All of the listing below must be repeated word for word. Pictures are the only thing to omit.
┌─ Entries supplied
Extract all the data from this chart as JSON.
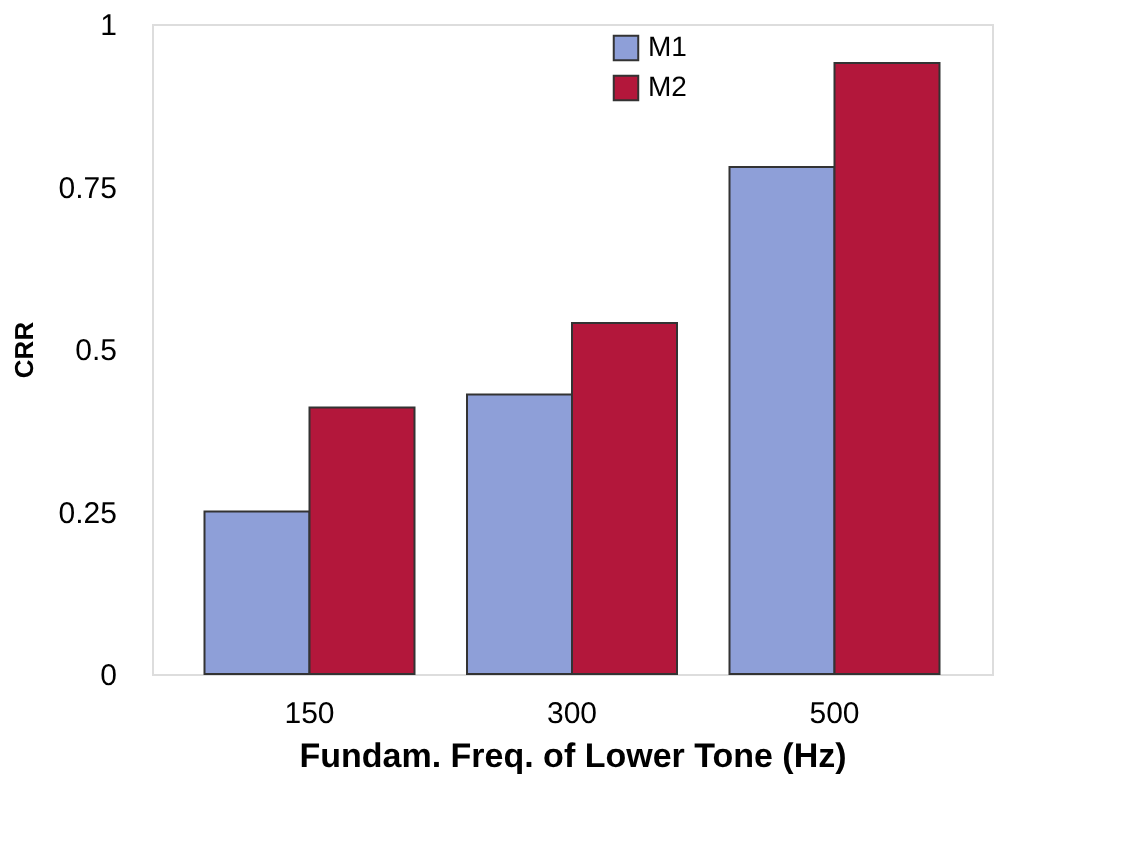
{
  "chart_data": {
    "type": "bar",
    "xlabel": "Fundam. Freq. of Lower Tone (Hz)",
    "ylabel": "CRR",
    "categories": [
      "150",
      "300",
      "500"
    ],
    "series": [
      {
        "name": "M1",
        "color": "#8e9fd8",
        "values": [
          0.25,
          0.43,
          0.78
        ]
      },
      {
        "name": "M2",
        "color": "#b3173b",
        "values": [
          0.41,
          0.54,
          0.94
        ]
      }
    ],
    "ylim": [
      0,
      1
    ],
    "yticks": [
      0,
      0.25,
      0.5,
      0.75,
      1
    ],
    "grid": false,
    "legend": "top right"
  }
}
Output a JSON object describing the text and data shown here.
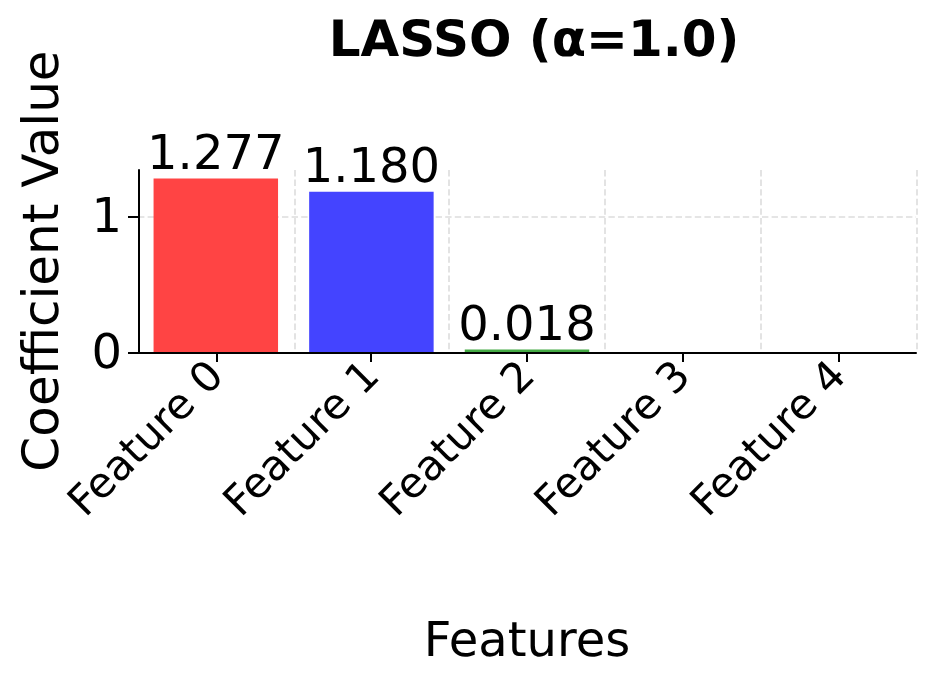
{
  "chart_data": {
    "type": "bar",
    "title": "LASSO (α=1.0)",
    "xlabel": "Features",
    "ylabel": "Coefficient Value",
    "categories": [
      "Feature 0",
      "Feature 1",
      "Feature 2",
      "Feature 3",
      "Feature 4"
    ],
    "values": [
      1.277,
      1.18,
      0.018,
      0,
      0
    ],
    "colors": [
      "#ff4444",
      "#4444ff",
      "#44aa44",
      null,
      null
    ],
    "value_labels": [
      "1.277",
      "1.180",
      "0.018",
      null,
      null
    ],
    "ylim": [
      0,
      1.34
    ],
    "yticks": [
      0,
      1
    ],
    "grid": true
  }
}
└─
#### Solution to the exercise:
Extract all the data from this chart as JSON.
{
  "chart_data": {
    "type": "bar",
    "xlabel": "Fundam. Freq. of Lower Tone (Hz)",
    "ylabel": "CRR",
    "categories": [
      "150",
      "300",
      "500"
    ],
    "series": [
      {
        "name": "M1",
        "color": "#8e9fd8",
        "values": [
          0.25,
          0.43,
          0.78
        ]
      },
      {
        "name": "M2",
        "color": "#b3173b",
        "values": [
          0.41,
          0.54,
          0.94
        ]
      }
    ],
    "ylim": [
      0,
      1
    ],
    "yticks": [
      0,
      0.25,
      0.5,
      0.75,
      1
    ],
    "grid": false,
    "legend": "top right"
  }
}
Output a JSON object describing the text and data shown here.
{
  "chart_data": {
    "type": "bar",
    "title": "LASSO (α=1.0)",
    "xlabel": "Features",
    "ylabel": "Coefficient Value",
    "categories": [
      "Feature 0",
      "Feature 1",
      "Feature 2",
      "Feature 3",
      "Feature 4"
    ],
    "values": [
      1.277,
      1.18,
      0.018,
      0,
      0
    ],
    "colors": [
      "#ff4444",
      "#4444ff",
      "#44aa44",
      null,
      null
    ],
    "value_labels": [
      "1.277",
      "1.180",
      "0.018",
      null,
      null
    ],
    "ylim": [
      0,
      1.34
    ],
    "yticks": [
      0,
      1
    ],
    "grid": true
  }
}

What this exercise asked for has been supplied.